## WORK TO BE COMPLETED
Would you return the complete listing below word for word?

Extracted data entries:
++++

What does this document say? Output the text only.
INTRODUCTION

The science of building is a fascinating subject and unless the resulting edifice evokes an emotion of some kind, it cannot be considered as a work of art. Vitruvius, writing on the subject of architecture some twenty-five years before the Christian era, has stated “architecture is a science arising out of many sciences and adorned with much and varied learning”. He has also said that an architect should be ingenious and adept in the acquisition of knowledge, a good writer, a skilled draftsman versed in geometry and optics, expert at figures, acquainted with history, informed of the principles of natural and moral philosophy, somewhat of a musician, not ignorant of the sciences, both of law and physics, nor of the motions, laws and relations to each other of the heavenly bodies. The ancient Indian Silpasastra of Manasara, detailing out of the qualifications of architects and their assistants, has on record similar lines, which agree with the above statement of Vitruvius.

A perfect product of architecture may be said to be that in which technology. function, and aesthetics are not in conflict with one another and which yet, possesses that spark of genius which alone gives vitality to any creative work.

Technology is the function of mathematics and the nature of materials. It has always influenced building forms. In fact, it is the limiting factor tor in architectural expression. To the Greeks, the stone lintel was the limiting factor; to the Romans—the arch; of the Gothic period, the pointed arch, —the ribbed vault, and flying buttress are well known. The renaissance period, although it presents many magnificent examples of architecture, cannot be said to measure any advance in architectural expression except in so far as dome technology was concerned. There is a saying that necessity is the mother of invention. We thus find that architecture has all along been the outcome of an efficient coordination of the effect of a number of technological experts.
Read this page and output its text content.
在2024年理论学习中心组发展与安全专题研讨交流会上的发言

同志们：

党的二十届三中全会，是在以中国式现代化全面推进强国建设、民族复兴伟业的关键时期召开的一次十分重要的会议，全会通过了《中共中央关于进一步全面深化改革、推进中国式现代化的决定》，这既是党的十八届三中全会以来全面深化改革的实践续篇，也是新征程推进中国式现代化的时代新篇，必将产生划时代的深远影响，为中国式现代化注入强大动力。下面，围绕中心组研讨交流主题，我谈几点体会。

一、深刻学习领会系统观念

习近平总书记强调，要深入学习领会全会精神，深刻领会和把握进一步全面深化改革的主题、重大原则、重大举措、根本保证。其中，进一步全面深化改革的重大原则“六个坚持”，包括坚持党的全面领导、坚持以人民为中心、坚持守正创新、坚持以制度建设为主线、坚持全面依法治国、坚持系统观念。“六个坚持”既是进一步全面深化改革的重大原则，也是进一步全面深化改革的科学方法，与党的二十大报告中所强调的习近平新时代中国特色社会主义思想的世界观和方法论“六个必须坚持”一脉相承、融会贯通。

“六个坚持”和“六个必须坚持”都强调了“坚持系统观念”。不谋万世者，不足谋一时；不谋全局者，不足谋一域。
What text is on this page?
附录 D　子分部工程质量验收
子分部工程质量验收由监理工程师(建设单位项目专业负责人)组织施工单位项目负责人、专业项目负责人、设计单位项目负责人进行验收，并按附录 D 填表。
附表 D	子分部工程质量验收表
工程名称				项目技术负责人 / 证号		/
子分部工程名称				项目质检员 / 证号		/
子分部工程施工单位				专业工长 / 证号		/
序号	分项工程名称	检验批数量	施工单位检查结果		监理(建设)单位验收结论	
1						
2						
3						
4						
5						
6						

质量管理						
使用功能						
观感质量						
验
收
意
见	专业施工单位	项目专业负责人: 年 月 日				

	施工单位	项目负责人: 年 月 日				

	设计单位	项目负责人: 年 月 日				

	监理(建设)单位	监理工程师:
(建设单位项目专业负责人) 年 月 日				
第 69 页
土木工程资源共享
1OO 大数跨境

++++

## RESULT
What does this document say? Output the text only.
INTRODUCTION

The science of building is a fascinating subject and unless the resulting edifice evokes an emotion of some kind, it cannot be considered as a work of art. Vitruvius, writing on the subject of architecture some twenty-five years before the Christian era, has stated “architecture is a science arising out of many sciences and adorned with much and varied learning”. He has also said that an architect should be ingenious and adept in the acquisition of knowledge, a good writer, a skilled draftsman versed in geometry and optics, expert at figures, acquainted with history, informed of the principles of natural and moral philosophy, somewhat of a musician, not ignorant of the sciences, both of law and physics, nor of the motions, laws and relations to each other of the heavenly bodies. The ancient Indian Silpasastra of Manasara, detailing out of the qualifications of architects and their assistants, has on record similar lines, which agree with the above statement of Vitruvius.

A perfect product of architecture may be said to be that in which technology. function, and aesthetics are not in conflict with one another and which yet, possesses that spark of genius which alone gives vitality to any creative work.

Technology is the function of mathematics and the nature of materials. It has always influenced building forms. In fact, it is the limiting factor tor in architectural expression. To the Greeks, the stone lintel was the limiting factor; to the Romans—the arch; of the Gothic period, the pointed arch, —the ribbed vault, and flying buttress are well known. The renaissance period, although it presents many magnificent examples of architecture, cannot be said to measure any advance in architectural expression except in so far as dome technology was concerned. There is a saying that necessity is the mother of invention. We thus find that architecture has all along been the outcome of an efficient coordination of the effect of a number of technological experts.
Read this page and output its text content.
在2024年理论学习中心组发展与安全专题研讨交流会上的发言

同志们：

党的二十届三中全会，是在以中国式现代化全面推进强国建设、民族复兴伟业的关键时期召开的一次十分重要的会议，全会通过了《中共中央关于进一步全面深化改革、推进中国式现代化的决定》，这既是党的十八届三中全会以来全面深化改革的实践续篇，也是新征程推进中国式现代化的时代新篇，必将产生划时代的深远影响，为中国式现代化注入强大动力。下面，围绕中心组研讨交流主题，我谈几点体会。

一、深刻学习领会系统观念

习近平总书记强调，要深入学习领会全会精神，深刻领会和把握进一步全面深化改革的主题、重大原则、重大举措、根本保证。其中，进一步全面深化改革的重大原则“六个坚持”，包括坚持党的全面领导、坚持以人民为中心、坚持守正创新、坚持以制度建设为主线、坚持全面依法治国、坚持系统观念。“六个坚持”既是进一步全面深化改革的重大原则，也是进一步全面深化改革的科学方法，与党的二十大报告中所强调的习近平新时代中国特色社会主义思想的世界观和方法论“六个必须坚持”一脉相承、融会贯通。

“六个坚持”和“六个必须坚持”都强调了“坚持系统观念”。不谋万世者，不足谋一时；不谋全局者，不足谋一域。
What text is on this page?
附录 D　子分部工程质量验收
子分部工程质量验收由监理工程师(建设单位项目专业负责人)组织施工单位项目负责人、专业项目负责人、设计单位项目负责人进行验收，并按附录 D 填表。
附表 D	子分部工程质量验收表
工程名称				项目技术负责人 / 证号		/
子分部工程名称				项目质检员 / 证号		/
子分部工程施工单位				专业工长 / 证号		/
序号	分项工程名称	检验批数量	施工单位检查结果		监理(建设)单位验收结论	
1						
2						
3						
4						
5						
6						

质量管理						
使用功能						
观感质量						
验
收
意
见	专业施工单位	项目专业负责人: 年 月 日				

	施工单位	项目负责人: 年 月 日				

	设计单位	项目负责人: 年 月 日				

	监理(建设)单位	监理工程师:
(建设单位项目专业负责人) 年 月 日				
第 69 页
土木工程资源共享
1OO 大数跨境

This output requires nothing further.